What the exercise asks - Images embedded in the records are excluded; print everything else exactly as given.

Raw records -
>>>>

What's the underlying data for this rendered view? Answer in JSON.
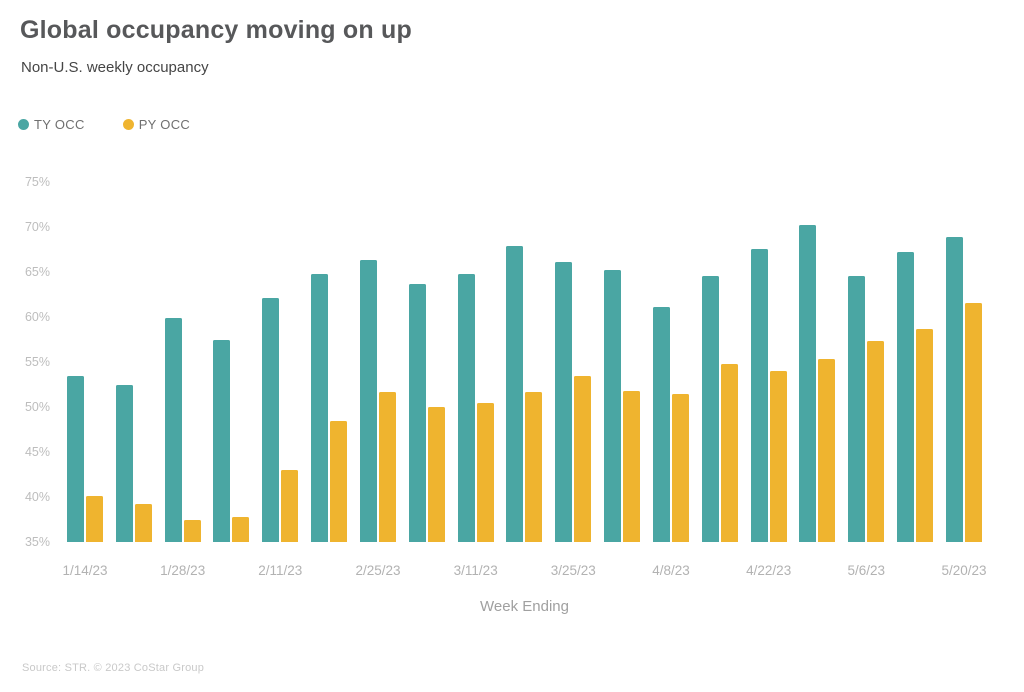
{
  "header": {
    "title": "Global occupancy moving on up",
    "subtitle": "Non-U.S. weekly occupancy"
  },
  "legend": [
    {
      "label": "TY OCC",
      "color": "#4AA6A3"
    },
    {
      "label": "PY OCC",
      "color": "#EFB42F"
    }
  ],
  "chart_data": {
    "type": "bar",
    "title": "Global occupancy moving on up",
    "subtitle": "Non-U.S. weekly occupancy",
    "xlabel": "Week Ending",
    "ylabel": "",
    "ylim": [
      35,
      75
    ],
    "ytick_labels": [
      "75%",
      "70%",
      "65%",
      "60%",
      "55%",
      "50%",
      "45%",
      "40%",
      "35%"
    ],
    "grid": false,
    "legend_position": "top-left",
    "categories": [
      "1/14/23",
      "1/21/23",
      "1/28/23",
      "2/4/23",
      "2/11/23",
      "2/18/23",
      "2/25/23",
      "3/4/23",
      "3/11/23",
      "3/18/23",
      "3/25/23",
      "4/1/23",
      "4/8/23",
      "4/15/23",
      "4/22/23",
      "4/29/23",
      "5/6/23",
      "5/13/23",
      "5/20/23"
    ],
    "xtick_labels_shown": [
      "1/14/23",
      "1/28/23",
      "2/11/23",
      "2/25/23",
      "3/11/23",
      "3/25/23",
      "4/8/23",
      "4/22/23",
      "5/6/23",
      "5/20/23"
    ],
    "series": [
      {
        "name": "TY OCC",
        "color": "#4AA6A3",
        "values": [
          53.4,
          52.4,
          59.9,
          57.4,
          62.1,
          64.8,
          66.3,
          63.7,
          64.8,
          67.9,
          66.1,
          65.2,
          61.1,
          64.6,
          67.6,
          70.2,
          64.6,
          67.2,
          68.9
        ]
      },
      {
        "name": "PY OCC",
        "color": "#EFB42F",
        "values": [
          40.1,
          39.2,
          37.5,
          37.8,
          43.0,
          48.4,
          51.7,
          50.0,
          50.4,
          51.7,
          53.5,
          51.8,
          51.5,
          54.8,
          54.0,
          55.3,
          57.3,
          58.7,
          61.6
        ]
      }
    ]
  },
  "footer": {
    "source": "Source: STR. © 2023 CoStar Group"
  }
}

<<<<

Exercise output -
What's the underlying data for this rendered view? Answer in JSON.
{
  "header": {
    "title": "Global occupancy moving on up",
    "subtitle": "Non-U.S. weekly occupancy"
  },
  "legend": [
    {
      "label": "TY OCC",
      "color": "#4AA6A3"
    },
    {
      "label": "PY OCC",
      "color": "#EFB42F"
    }
  ],
  "chart_data": {
    "type": "bar",
    "title": "Global occupancy moving on up",
    "subtitle": "Non-U.S. weekly occupancy",
    "xlabel": "Week Ending",
    "ylabel": "",
    "ylim": [
      35,
      75
    ],
    "ytick_labels": [
      "75%",
      "70%",
      "65%",
      "60%",
      "55%",
      "50%",
      "45%",
      "40%",
      "35%"
    ],
    "grid": false,
    "legend_position": "top-left",
    "categories": [
      "1/14/23",
      "1/21/23",
      "1/28/23",
      "2/4/23",
      "2/11/23",
      "2/18/23",
      "2/25/23",
      "3/4/23",
      "3/11/23",
      "3/18/23",
      "3/25/23",
      "4/1/23",
      "4/8/23",
      "4/15/23",
      "4/22/23",
      "4/29/23",
      "5/6/23",
      "5/13/23",
      "5/20/23"
    ],
    "xtick_labels_shown": [
      "1/14/23",
      "1/28/23",
      "2/11/23",
      "2/25/23",
      "3/11/23",
      "3/25/23",
      "4/8/23",
      "4/22/23",
      "5/6/23",
      "5/20/23"
    ],
    "series": [
      {
        "name": "TY OCC",
        "color": "#4AA6A3",
        "values": [
          53.4,
          52.4,
          59.9,
          57.4,
          62.1,
          64.8,
          66.3,
          63.7,
          64.8,
          67.9,
          66.1,
          65.2,
          61.1,
          64.6,
          67.6,
          70.2,
          64.6,
          67.2,
          68.9
        ]
      },
      {
        "name": "PY OCC",
        "color": "#EFB42F",
        "values": [
          40.1,
          39.2,
          37.5,
          37.8,
          43.0,
          48.4,
          51.7,
          50.0,
          50.4,
          51.7,
          53.5,
          51.8,
          51.5,
          54.8,
          54.0,
          55.3,
          57.3,
          58.7,
          61.6
        ]
      }
    ]
  },
  "footer": {
    "source": "Source: STR. © 2023 CoStar Group"
  }
}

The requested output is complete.